(EXERCISE DESCRIPTION):
Give the material again in full, matching it exactly.

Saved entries
↓↓↓
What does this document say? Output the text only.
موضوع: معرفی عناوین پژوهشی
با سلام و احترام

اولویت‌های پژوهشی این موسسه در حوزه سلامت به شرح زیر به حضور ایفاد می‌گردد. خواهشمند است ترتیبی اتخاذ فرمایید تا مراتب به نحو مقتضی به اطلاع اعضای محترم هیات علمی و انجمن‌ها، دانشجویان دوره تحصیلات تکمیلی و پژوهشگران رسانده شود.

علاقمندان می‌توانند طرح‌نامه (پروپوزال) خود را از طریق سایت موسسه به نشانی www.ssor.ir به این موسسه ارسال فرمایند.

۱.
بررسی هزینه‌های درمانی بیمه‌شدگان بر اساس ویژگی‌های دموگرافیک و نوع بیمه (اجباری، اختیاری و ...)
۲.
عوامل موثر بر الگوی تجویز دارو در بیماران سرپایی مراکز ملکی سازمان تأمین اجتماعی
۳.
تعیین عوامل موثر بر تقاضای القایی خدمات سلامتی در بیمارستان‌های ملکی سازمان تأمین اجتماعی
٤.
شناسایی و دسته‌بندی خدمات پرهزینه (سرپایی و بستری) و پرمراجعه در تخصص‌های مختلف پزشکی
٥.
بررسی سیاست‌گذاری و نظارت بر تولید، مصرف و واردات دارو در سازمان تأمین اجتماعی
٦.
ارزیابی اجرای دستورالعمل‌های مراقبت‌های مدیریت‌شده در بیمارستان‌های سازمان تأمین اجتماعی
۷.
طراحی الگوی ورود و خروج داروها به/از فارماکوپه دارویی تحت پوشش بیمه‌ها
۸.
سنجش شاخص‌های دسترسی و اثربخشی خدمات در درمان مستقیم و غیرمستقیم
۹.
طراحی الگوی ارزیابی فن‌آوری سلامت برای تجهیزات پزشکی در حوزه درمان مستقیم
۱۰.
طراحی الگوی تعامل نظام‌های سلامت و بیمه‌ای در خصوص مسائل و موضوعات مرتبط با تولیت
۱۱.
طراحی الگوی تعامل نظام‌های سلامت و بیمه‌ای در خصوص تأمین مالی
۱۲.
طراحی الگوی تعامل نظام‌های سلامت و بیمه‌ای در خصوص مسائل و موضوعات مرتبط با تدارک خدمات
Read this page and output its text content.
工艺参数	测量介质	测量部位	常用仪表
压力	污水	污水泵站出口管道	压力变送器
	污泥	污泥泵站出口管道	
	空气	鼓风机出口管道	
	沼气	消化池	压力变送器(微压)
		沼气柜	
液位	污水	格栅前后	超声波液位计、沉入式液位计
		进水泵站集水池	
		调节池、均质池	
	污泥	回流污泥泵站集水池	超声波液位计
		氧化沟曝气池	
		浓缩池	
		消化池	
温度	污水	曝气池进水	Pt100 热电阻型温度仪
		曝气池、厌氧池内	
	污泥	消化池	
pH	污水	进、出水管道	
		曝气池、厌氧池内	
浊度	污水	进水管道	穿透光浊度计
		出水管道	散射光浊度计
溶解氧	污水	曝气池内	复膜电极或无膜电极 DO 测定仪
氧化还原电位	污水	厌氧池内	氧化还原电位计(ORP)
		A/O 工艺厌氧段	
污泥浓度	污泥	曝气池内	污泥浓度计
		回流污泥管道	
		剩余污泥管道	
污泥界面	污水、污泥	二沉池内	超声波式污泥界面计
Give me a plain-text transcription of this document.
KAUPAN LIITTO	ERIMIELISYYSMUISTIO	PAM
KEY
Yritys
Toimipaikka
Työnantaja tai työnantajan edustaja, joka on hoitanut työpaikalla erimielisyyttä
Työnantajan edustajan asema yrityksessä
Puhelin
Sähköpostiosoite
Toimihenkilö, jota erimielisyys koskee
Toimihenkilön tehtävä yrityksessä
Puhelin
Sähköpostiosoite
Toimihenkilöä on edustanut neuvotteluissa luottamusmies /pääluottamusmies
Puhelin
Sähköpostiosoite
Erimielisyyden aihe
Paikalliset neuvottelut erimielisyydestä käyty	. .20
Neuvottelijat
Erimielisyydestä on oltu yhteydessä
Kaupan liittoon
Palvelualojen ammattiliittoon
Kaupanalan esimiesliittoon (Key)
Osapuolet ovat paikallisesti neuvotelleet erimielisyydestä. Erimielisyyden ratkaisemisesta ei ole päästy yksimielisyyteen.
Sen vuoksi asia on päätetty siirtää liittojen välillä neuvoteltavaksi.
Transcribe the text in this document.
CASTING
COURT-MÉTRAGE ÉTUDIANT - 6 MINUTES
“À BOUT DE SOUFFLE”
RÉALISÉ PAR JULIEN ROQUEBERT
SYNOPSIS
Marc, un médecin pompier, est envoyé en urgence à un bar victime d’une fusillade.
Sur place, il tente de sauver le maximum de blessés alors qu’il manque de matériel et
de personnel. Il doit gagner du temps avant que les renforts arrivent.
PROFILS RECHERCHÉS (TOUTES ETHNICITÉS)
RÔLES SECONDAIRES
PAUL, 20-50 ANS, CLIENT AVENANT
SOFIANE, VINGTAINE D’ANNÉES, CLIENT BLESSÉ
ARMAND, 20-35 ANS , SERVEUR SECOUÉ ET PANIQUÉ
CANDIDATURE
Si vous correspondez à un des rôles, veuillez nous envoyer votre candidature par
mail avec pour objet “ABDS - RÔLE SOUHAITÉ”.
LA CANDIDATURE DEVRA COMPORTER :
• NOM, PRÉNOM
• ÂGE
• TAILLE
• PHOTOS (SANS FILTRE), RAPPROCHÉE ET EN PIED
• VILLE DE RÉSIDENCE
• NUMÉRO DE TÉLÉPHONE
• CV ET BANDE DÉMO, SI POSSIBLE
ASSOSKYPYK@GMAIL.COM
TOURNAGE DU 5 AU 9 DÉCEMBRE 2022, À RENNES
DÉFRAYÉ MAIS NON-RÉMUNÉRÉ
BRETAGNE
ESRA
↑↑↑
(OUTPUT OF THE EXERCISE):
What does this document say? Output the text only.
موضوع: معرفی عناوین پژوهشی
با سلام و احترام

اولویت‌های پژوهشی این موسسه در حوزه سلامت به شرح زیر به حضور ایفاد می‌گردد. خواهشمند است ترتیبی اتخاذ فرمایید تا مراتب به نحو مقتضی به اطلاع اعضای محترم هیات علمی و انجمن‌ها، دانشجویان دوره تحصیلات تکمیلی و پژوهشگران رسانده شود.

علاقمندان می‌توانند طرح‌نامه (پروپوزال) خود را از طریق سایت موسسه به نشانی www.ssor.ir به این موسسه ارسال فرمایند.

۱.
بررسی هزینه‌های درمانی بیمه‌شدگان بر اساس ویژگی‌های دموگرافیک و نوع بیمه (اجباری، اختیاری و ...)
۲.
عوامل موثر بر الگوی تجویز دارو در بیماران سرپایی مراکز ملکی سازمان تأمین اجتماعی
۳.
تعیین عوامل موثر بر تقاضای القایی خدمات سلامتی در بیمارستان‌های ملکی سازمان تأمین اجتماعی
٤.
شناسایی و دسته‌بندی خدمات پرهزینه (سرپایی و بستری) و پرمراجعه در تخصص‌های مختلف پزشکی
٥.
بررسی سیاست‌گذاری و نظارت بر تولید، مصرف و واردات دارو در سازمان تأمین اجتماعی
٦.
ارزیابی اجرای دستورالعمل‌های مراقبت‌های مدیریت‌شده در بیمارستان‌های سازمان تأمین اجتماعی
۷.
طراحی الگوی ورود و خروج داروها به/از فارماکوپه دارویی تحت پوشش بیمه‌ها
۸.
سنجش شاخص‌های دسترسی و اثربخشی خدمات در درمان مستقیم و غیرمستقیم
۹.
طراحی الگوی ارزیابی فن‌آوری سلامت برای تجهیزات پزشکی در حوزه درمان مستقیم
۱۰.
طراحی الگوی تعامل نظام‌های سلامت و بیمه‌ای در خصوص مسائل و موضوعات مرتبط با تولیت
۱۱.
طراحی الگوی تعامل نظام‌های سلامت و بیمه‌ای در خصوص تأمین مالی
۱۲.
طراحی الگوی تعامل نظام‌های سلامت و بیمه‌ای در خصوص مسائل و موضوعات مرتبط با تدارک خدمات
Read this page and output its text content.
工艺参数	测量介质	测量部位	常用仪表
压力	污水	污水泵站出口管道	压力变送器
	污泥	污泥泵站出口管道	
	空气	鼓风机出口管道	
	沼气	消化池	压力变送器(微压)
		沼气柜	
液位	污水	格栅前后	超声波液位计、沉入式液位计
		进水泵站集水池	
		调节池、均质池	
	污泥	回流污泥泵站集水池	超声波液位计
		氧化沟曝气池	
		浓缩池	
		消化池	
温度	污水	曝气池进水	Pt100 热电阻型温度仪
		曝气池、厌氧池内	
	污泥	消化池	
pH	污水	进、出水管道	
		曝气池、厌氧池内	
浊度	污水	进水管道	穿透光浊度计
		出水管道	散射光浊度计
溶解氧	污水	曝气池内	复膜电极或无膜电极 DO 测定仪
氧化还原电位	污水	厌氧池内	氧化还原电位计(ORP)
		A/O 工艺厌氧段	
污泥浓度	污泥	曝气池内	污泥浓度计
		回流污泥管道	
		剩余污泥管道	
污泥界面	污水、污泥	二沉池内	超声波式污泥界面计
Give me a plain-text transcription of this document.
KAUPAN LIITTO	ERIMIELISYYSMUISTIO	PAM
KEY
Yritys
Toimipaikka
Työnantaja tai työnantajan edustaja, joka on hoitanut työpaikalla erimielisyyttä
Työnantajan edustajan asema yrityksessä
Puhelin
Sähköpostiosoite
Toimihenkilö, jota erimielisyys koskee
Toimihenkilön tehtävä yrityksessä
Puhelin
Sähköpostiosoite
Toimihenkilöä on edustanut neuvotteluissa luottamusmies /pääluottamusmies
Puhelin
Sähköpostiosoite
Erimielisyyden aihe
Paikalliset neuvottelut erimielisyydestä käyty	. .20
Neuvottelijat
Erimielisyydestä on oltu yhteydessä
Kaupan liittoon
Palvelualojen ammattiliittoon
Kaupanalan esimiesliittoon (Key)
Osapuolet ovat paikallisesti neuvotelleet erimielisyydestä. Erimielisyyden ratkaisemisesta ei ole päästy yksimielisyyteen.
Sen vuoksi asia on päätetty siirtää liittojen välillä neuvoteltavaksi.
Transcribe the text in this document.
CASTING
COURT-MÉTRAGE ÉTUDIANT - 6 MINUTES
“À BOUT DE SOUFFLE”
RÉALISÉ PAR JULIEN ROQUEBERT
SYNOPSIS
Marc, un médecin pompier, est envoyé en urgence à un bar victime d’une fusillade.
Sur place, il tente de sauver le maximum de blessés alors qu’il manque de matériel et
de personnel. Il doit gagner du temps avant que les renforts arrivent.
PROFILS RECHERCHÉS (TOUTES ETHNICITÉS)
RÔLES SECONDAIRES
PAUL, 20-50 ANS, CLIENT AVENANT
SOFIANE, VINGTAINE D’ANNÉES, CLIENT BLESSÉ
ARMAND, 20-35 ANS , SERVEUR SECOUÉ ET PANIQUÉ
CANDIDATURE
Si vous correspondez à un des rôles, veuillez nous envoyer votre candidature par
mail avec pour objet “ABDS - RÔLE SOUHAITÉ”.
LA CANDIDATURE DEVRA COMPORTER :
• NOM, PRÉNOM
• ÂGE
• TAILLE
• PHOTOS (SANS FILTRE), RAPPROCHÉE ET EN PIED
• VILLE DE RÉSIDENCE
• NUMÉRO DE TÉLÉPHONE
• CV ET BANDE DÉMO, SI POSSIBLE
ASSOSKYPYK@GMAIL.COM
TOURNAGE DU 5 AU 9 DÉCEMBRE 2022, À RENNES
DÉFRAYÉ MAIS NON-RÉMUNÉRÉ
BRETAGNE
ESRA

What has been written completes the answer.